**AIM OF THE EXERCISE:** Find the string "Lehenga" and gather every line that holds it.

**TASK DATA:**
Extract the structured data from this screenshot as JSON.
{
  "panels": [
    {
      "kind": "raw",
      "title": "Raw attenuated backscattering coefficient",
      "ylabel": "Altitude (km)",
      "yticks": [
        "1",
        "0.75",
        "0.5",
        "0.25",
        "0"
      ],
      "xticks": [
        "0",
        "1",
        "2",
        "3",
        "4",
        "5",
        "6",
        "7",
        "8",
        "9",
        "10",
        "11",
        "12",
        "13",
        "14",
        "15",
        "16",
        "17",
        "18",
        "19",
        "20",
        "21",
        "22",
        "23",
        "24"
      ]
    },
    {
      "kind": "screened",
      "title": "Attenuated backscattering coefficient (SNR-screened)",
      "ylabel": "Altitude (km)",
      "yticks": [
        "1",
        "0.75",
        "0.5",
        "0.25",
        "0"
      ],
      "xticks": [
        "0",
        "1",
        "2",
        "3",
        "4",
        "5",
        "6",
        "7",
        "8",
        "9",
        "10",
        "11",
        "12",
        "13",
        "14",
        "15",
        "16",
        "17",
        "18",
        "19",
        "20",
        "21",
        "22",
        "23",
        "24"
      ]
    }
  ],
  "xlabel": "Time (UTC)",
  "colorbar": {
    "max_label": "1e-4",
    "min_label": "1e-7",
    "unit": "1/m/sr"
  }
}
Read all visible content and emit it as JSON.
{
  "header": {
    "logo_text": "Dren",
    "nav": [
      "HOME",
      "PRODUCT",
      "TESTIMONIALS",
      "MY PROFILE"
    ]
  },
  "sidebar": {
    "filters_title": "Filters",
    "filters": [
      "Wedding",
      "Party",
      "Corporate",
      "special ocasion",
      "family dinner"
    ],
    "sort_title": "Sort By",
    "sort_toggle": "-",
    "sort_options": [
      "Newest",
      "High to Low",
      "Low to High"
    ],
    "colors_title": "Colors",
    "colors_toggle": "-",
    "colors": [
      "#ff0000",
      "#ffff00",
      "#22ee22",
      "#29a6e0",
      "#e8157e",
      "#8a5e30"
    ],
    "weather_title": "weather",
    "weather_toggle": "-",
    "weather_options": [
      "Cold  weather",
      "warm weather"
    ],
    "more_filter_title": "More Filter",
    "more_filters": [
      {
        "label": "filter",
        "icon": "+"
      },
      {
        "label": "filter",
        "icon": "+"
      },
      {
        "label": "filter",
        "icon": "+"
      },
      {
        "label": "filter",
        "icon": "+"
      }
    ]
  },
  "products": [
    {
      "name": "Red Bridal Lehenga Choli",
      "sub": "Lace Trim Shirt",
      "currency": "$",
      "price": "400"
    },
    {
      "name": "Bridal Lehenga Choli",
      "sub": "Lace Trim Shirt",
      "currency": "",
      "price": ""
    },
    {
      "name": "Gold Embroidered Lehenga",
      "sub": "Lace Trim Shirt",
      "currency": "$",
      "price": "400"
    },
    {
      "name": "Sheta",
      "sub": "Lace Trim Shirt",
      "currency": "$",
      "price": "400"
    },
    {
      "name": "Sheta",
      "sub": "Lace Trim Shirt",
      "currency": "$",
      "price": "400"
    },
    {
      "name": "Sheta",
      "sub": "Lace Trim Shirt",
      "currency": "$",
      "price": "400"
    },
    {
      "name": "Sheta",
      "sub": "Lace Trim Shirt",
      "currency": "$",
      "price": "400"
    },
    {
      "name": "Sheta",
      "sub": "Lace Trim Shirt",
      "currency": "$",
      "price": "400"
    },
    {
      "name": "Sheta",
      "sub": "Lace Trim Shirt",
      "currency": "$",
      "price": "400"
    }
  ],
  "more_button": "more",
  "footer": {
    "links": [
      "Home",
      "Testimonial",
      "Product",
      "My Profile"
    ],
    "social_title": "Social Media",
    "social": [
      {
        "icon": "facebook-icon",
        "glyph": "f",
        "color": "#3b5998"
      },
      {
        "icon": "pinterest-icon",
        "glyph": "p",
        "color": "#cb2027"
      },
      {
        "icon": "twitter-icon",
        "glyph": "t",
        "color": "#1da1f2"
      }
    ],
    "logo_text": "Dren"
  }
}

**OUTPUT FOR THIS TASK:**
      "name": "Red Bridal Lehenga Choli",
      "name": "Bridal Lehenga Choli",
      "name": "Gold Embroidered Lehenga",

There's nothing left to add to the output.